» What the task requires
Leave the pictures out and print every record below exactly as it stands.

(Dataset excerpt)
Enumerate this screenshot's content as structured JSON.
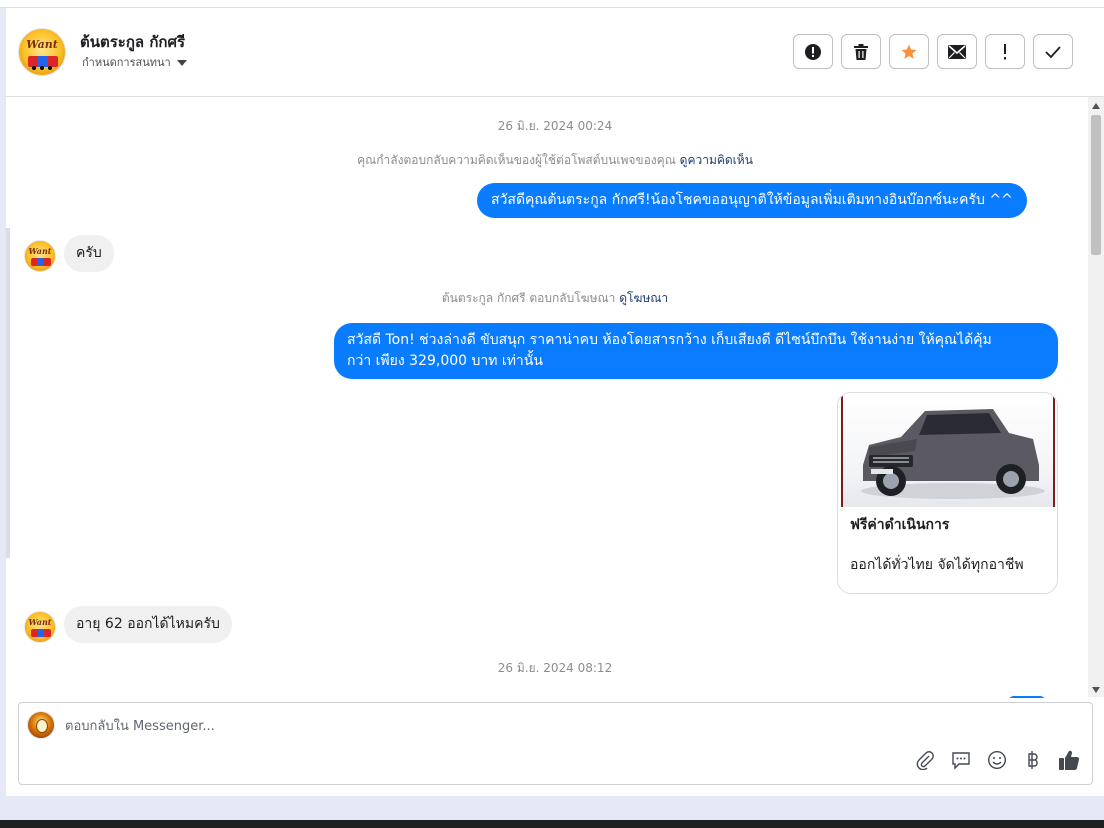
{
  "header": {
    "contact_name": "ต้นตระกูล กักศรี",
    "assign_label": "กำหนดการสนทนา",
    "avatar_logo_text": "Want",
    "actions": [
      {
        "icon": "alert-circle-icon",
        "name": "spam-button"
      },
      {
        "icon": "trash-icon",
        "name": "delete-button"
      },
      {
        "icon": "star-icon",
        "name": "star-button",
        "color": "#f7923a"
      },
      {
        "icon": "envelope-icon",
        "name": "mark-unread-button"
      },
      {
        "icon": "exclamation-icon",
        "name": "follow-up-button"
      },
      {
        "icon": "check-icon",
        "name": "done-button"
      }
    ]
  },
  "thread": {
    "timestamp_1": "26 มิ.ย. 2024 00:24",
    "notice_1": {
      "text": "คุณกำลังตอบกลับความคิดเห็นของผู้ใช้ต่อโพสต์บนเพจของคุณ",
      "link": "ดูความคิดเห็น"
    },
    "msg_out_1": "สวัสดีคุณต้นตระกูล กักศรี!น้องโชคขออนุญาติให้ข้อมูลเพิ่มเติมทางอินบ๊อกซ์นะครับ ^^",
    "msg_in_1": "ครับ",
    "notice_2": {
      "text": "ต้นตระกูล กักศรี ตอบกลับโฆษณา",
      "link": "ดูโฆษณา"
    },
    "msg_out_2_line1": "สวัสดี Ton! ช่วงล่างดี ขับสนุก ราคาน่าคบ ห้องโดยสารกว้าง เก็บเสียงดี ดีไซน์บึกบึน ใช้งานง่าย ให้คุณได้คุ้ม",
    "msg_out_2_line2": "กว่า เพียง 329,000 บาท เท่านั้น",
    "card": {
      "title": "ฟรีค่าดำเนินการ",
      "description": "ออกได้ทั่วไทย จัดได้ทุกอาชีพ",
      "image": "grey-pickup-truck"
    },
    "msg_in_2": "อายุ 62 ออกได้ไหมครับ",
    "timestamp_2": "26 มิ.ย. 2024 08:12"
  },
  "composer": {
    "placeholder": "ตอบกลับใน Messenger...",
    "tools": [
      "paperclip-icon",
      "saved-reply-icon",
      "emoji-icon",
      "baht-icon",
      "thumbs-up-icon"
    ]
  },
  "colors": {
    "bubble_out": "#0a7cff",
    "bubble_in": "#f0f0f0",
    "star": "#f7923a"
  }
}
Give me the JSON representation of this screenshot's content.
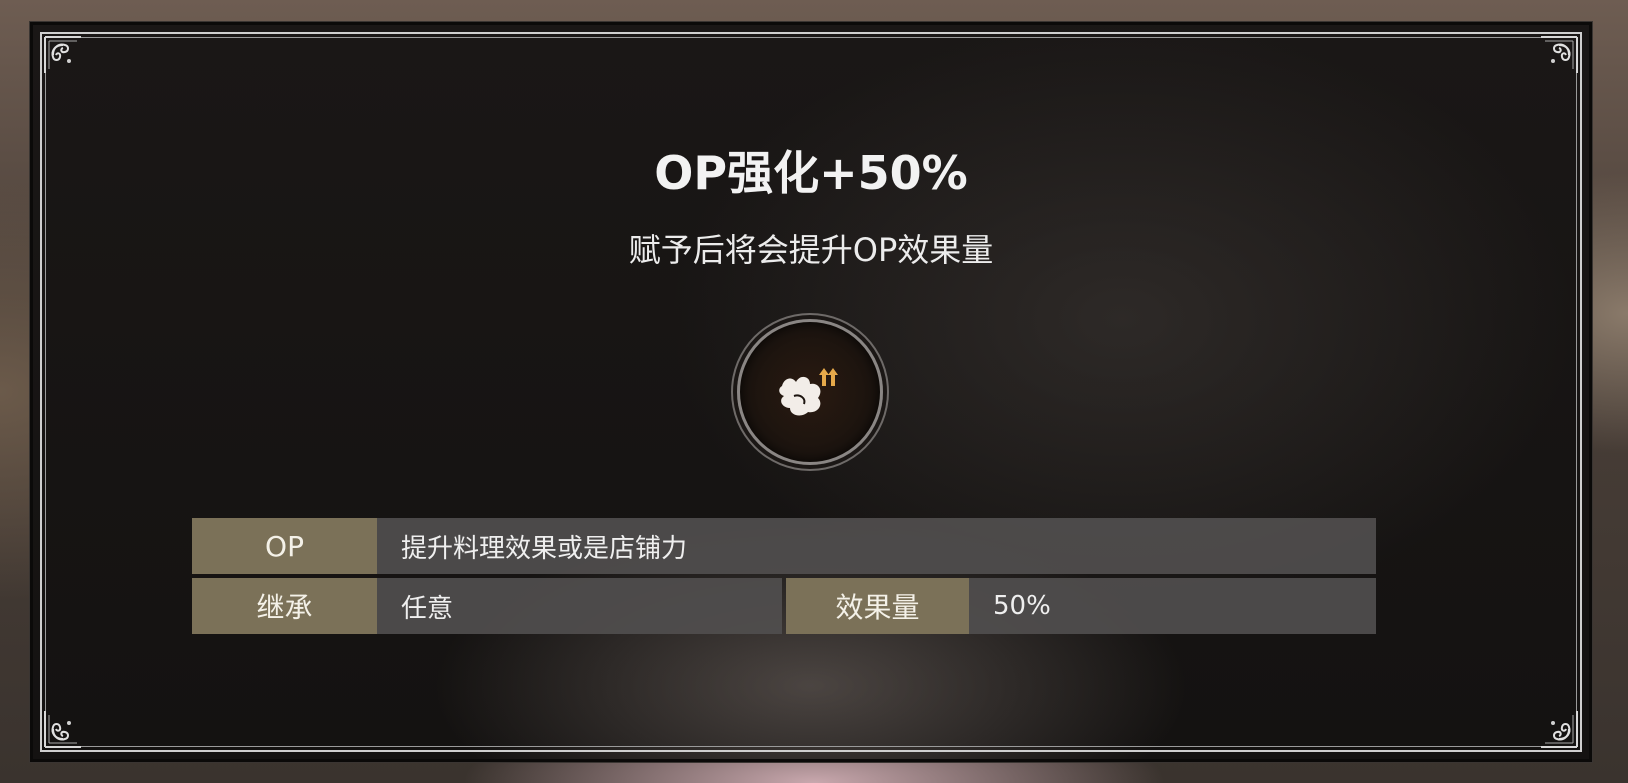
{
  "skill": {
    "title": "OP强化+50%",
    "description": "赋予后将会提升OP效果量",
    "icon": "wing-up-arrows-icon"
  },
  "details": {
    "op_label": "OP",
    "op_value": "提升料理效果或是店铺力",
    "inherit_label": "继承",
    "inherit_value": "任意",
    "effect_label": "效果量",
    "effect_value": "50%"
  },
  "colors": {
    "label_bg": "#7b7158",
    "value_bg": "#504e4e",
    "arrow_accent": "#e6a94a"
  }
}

» Solution for this problem
Enumerate this screenshot's content as structured JSON.
{
  "header": {
    "contact_name": "ต้นตระกูล กักศรี",
    "assign_label": "กำหนดการสนทนา",
    "avatar_logo_text": "Want",
    "actions": [
      {
        "icon": "alert-circle-icon",
        "name": "spam-button"
      },
      {
        "icon": "trash-icon",
        "name": "delete-button"
      },
      {
        "icon": "star-icon",
        "name": "star-button",
        "color": "#f7923a"
      },
      {
        "icon": "envelope-icon",
        "name": "mark-unread-button"
      },
      {
        "icon": "exclamation-icon",
        "name": "follow-up-button"
      },
      {
        "icon": "check-icon",
        "name": "done-button"
      }
    ]
  },
  "thread": {
    "timestamp_1": "26 มิ.ย. 2024 00:24",
    "notice_1": {
      "text": "คุณกำลังตอบกลับความคิดเห็นของผู้ใช้ต่อโพสต์บนเพจของคุณ",
      "link": "ดูความคิดเห็น"
    },
    "msg_out_1": "สวัสดีคุณต้นตระกูล กักศรี!น้องโชคขออนุญาติให้ข้อมูลเพิ่มเติมทางอินบ๊อกซ์นะครับ ^^",
    "msg_in_1": "ครับ",
    "notice_2": {
      "text": "ต้นตระกูล กักศรี ตอบกลับโฆษณา",
      "link": "ดูโฆษณา"
    },
    "msg_out_2_line1": "สวัสดี Ton! ช่วงล่างดี ขับสนุก ราคาน่าคบ ห้องโดยสารกว้าง เก็บเสียงดี ดีไซน์บึกบึน ใช้งานง่าย ให้คุณได้คุ้ม",
    "msg_out_2_line2": "กว่า เพียง 329,000 บาท เท่านั้น",
    "card": {
      "title": "ฟรีค่าดำเนินการ",
      "description": "ออกได้ทั่วไทย จัดได้ทุกอาชีพ",
      "image": "grey-pickup-truck"
    },
    "msg_in_2": "อายุ 62 ออกได้ไหมครับ",
    "timestamp_2": "26 มิ.ย. 2024 08:12"
  },
  "composer": {
    "placeholder": "ตอบกลับใน Messenger...",
    "tools": [
      "paperclip-icon",
      "saved-reply-icon",
      "emoji-icon",
      "baht-icon",
      "thumbs-up-icon"
    ]
  },
  "colors": {
    "bubble_out": "#0a7cff",
    "bubble_in": "#f0f0f0",
    "star": "#f7923a"
  }
}
Give me the JSON representation of this screenshot's content.
{
  "skill": {
    "title": "OP强化+50%",
    "description": "赋予后将会提升OP效果量",
    "icon": "wing-up-arrows-icon"
  },
  "details": {
    "op_label": "OP",
    "op_value": "提升料理效果或是店铺力",
    "inherit_label": "继承",
    "inherit_value": "任意",
    "effect_label": "效果量",
    "effect_value": "50%"
  },
  "colors": {
    "label_bg": "#7b7158",
    "value_bg": "#504e4e",
    "arrow_accent": "#e6a94a"
  }
}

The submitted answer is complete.